*JOB*
Repeat, word for word, every line from the line holding "Convert this document image to plain text." through the final line of the entries below. Skip all pictures.

-- THE RECORDS start --

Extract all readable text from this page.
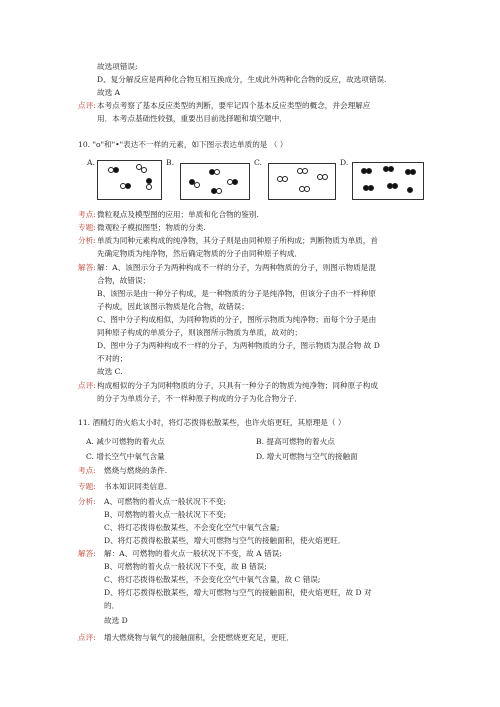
故选项错误;
D、复分解反应是两种化合物互相互换成分，生成此外两种化合物的反应，故选项错误.
故选 A
点评: 本考点考察了基本反应类型的判断，要牢记四个基本反应类型的概念，并会理解应
用．本考点基础性较强，重要出目前选择题和填空题中．
10. "o"和"•"表达不一样的元素，如下图示表达单质的是 （ ）
A.	B.	C.	D.
考点: 微粒观点及模型图的应用；单质和化合物的鉴别.
专题: 微观粒子模拟图型；物质的分类.
分析: 单质为同种元素构成的纯净物，其分子则是由同种原子所构成；判断物质为单质，首
先确定物质为纯净物，然后确定物质的分子由同种原子构成．
解答: 解：A、该图示分子为两种构成不一样的分子，为两种物质的分子，则图示物质是混
合物，故错误；
B、该图示是由一种分子构成，是一种物质的分子是纯净物，但该分子由不一样种原
子构成，因此该图示物质是化合物，故错误；
C、图中分子构成相似，为同种物质的分子，图所示物质为纯净物；而每个分子是由
同种原子构成的单质分子，则该图所示物质为单质，故对的；
D、图中分子为两种构成不一样的分子，为两种物质的分子，图示物质为混合物 故 D
不对的；
故选 C.
点评: 构成相似的分子为同种物质的分子，只具有一种分子的物质为纯净物；同种原子构成
的分子为单质分子，不一样种原子构成的分子为化合物分子．
11. 酒精灯的火焰太小时，将灯芯拨得松散某些，也许火焰更旺，其原理是（ ）
A. 减少可燃物的着火点	B. 提高可燃物的着火点
C. 增长空气中氧气含量	D. 增大可燃物与空气的接触面
考点: 燃烧与燃烧的条件.
专题: 书本知识同类信息.
分析: A、可燃物的着火点一般状况下不变;
B、可燃物的着火点一般状况下不变;
C、将灯芯拨得松散某些，不会变化空气中氧气含量;
D、将灯芯拨得松散某些，增大可燃物与空气的接触面积，使火焰更旺．
解答: 解：A、可燃物的着火点一般状况下不变，故 A 错误;
B、可燃物的着火点一般状况下不变，故 B 错误;
C、将灯芯拨得松散某些，不会变化空气中氧气含量，故 C 错误;
D、将灯芯拨得松散某些，增大可燃物与空气的接触面积，使火焰更旺，故 D 对
的．
故选 D
点评: 增大燃烧物与氧气的接触面积，会使燃烧更充足，更旺．
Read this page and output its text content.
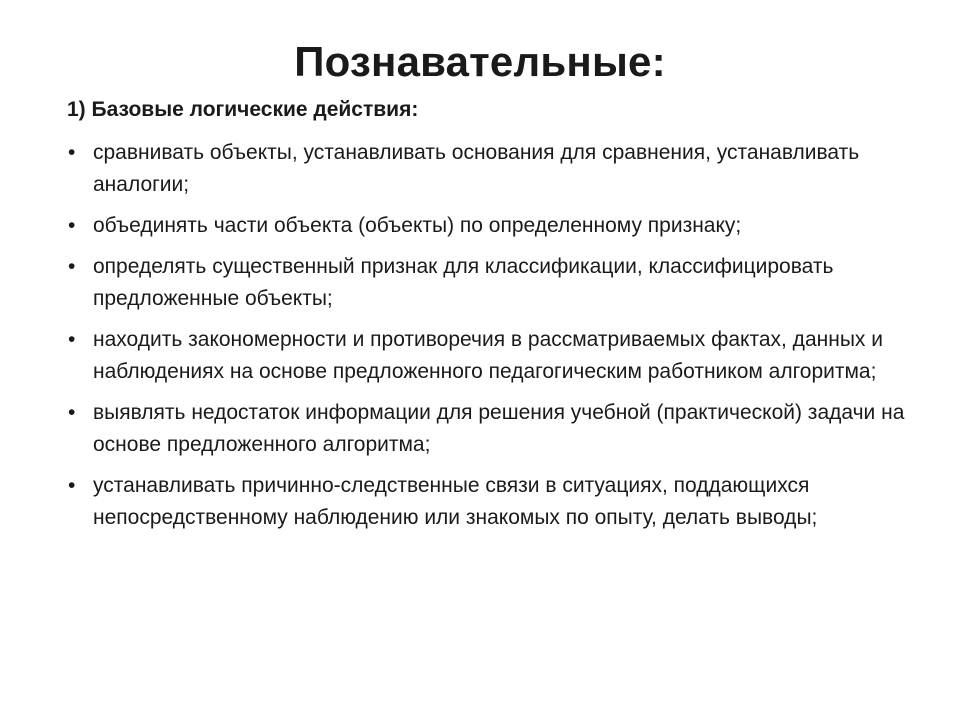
Познавательные:
1) Базовые логические действия:
• сравнивать объекты, устанавливать основания для сравнения, устанавливать аналогии;
• объединять части объекта (объекты) по определенному признаку;
• определять существенный признак для классификации, классифицировать предложенные объекты;
• находить закономерности и противоречия в рассматриваемых фактах, данных и наблюдениях на основе предложенного педагогическим работником алгоритма;
• выявлять недостаток информации для решения учебной (практической) задачи на основе предложенного алгоритма;
• устанавливать причинно-следственные связи в ситуациях, поддающихся непосредственному наблюдению или знакомых по опыту, делать выводы;
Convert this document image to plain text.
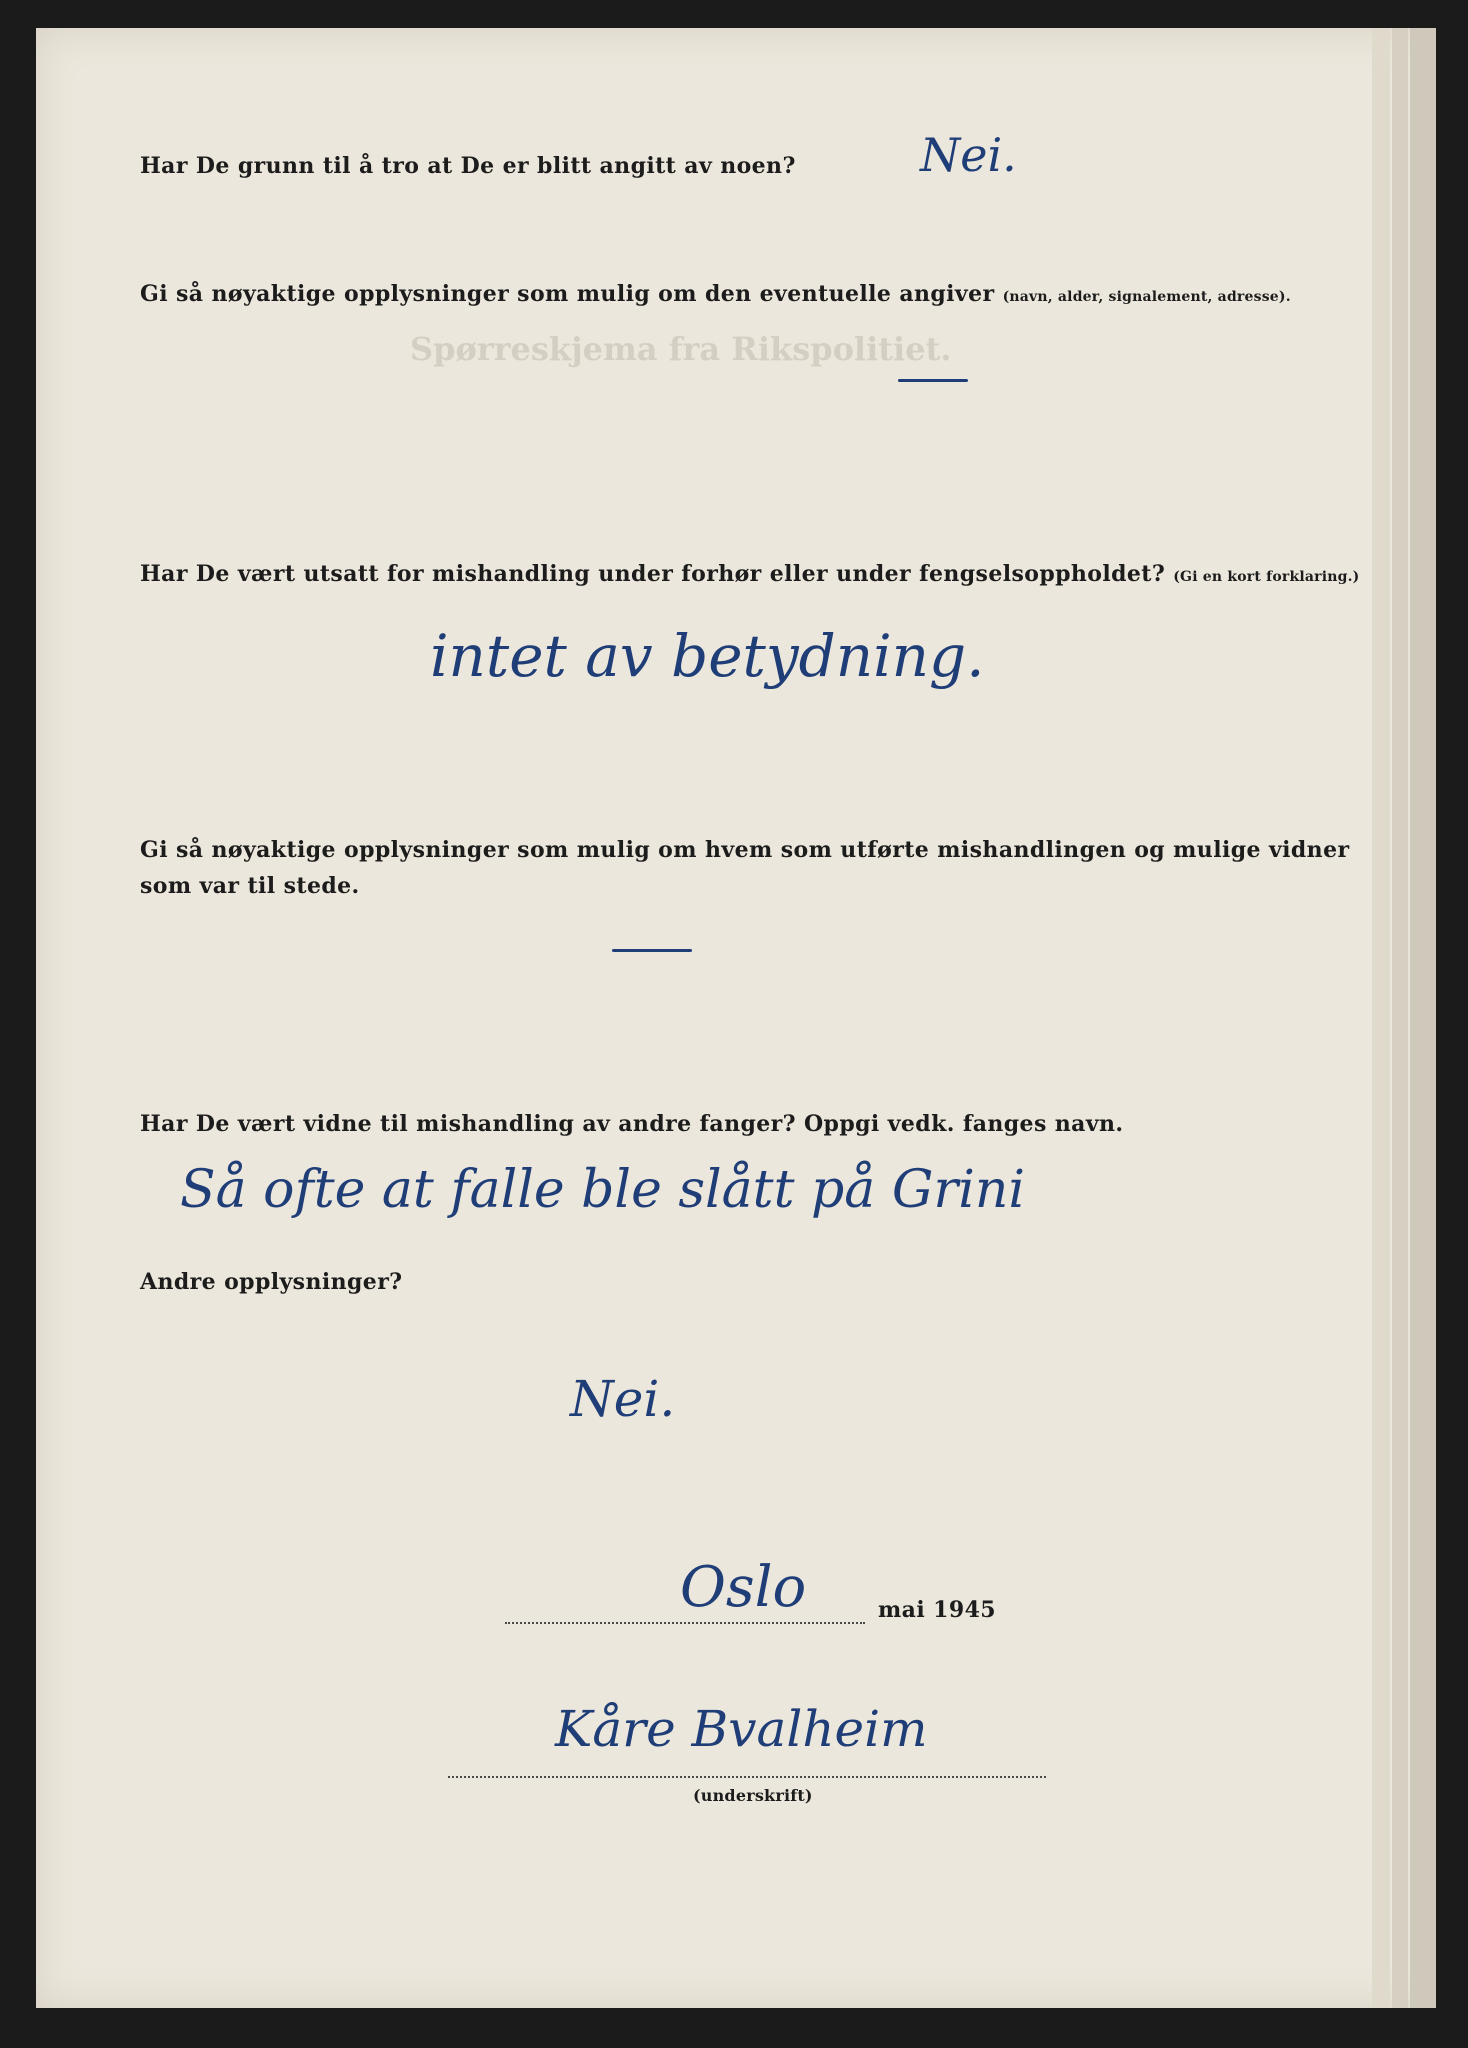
Spørreskjema fra Rikspolitiet.

Har De grunn til å tro at De er blitt angitt av noen?	Nei.

Gi så nøyaktige opplysninger som mulig om den eventuelle angiver (navn, alder, signalement, adresse).

Har De vært utsatt for mishandling under forhør eller under fengselsoppholdet? (Gi en kort forklaring.)

intet av betydning.

Gi så nøyaktige opplysninger som mulig om hvem som utførte mishandlingen og mulige vidner

som var til stede.

Har De vært vidne til mishandling av andre fanger? Oppgi vedk. fanges navn.

Så ofte at falle ble slått på Grini

Andre opplysninger?

Nei.
Oslo	mai 1945

Kåre Bvalheim

(underskrift)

-- THE RECORDS end --

*OUTPUT*
Convert this document image to plain text.
Spørreskjema fra Rikspolitiet.

Har De grunn til å tro at De er blitt angitt av noen?	Nei.

Gi så nøyaktige opplysninger som mulig om den eventuelle angiver (navn, alder, signalement, adresse).

Har De vært utsatt for mishandling under forhør eller under fengselsoppholdet? (Gi en kort forklaring.)

intet av betydning.

Gi så nøyaktige opplysninger som mulig om hvem som utførte mishandlingen og mulige vidner

som var til stede.

Har De vært vidne til mishandling av andre fanger? Oppgi vedk. fanges navn.

Så ofte at falle ble slått på Grini

Andre opplysninger?

Nei.
Oslo	mai 1945

Kåre Bvalheim

(underskrift)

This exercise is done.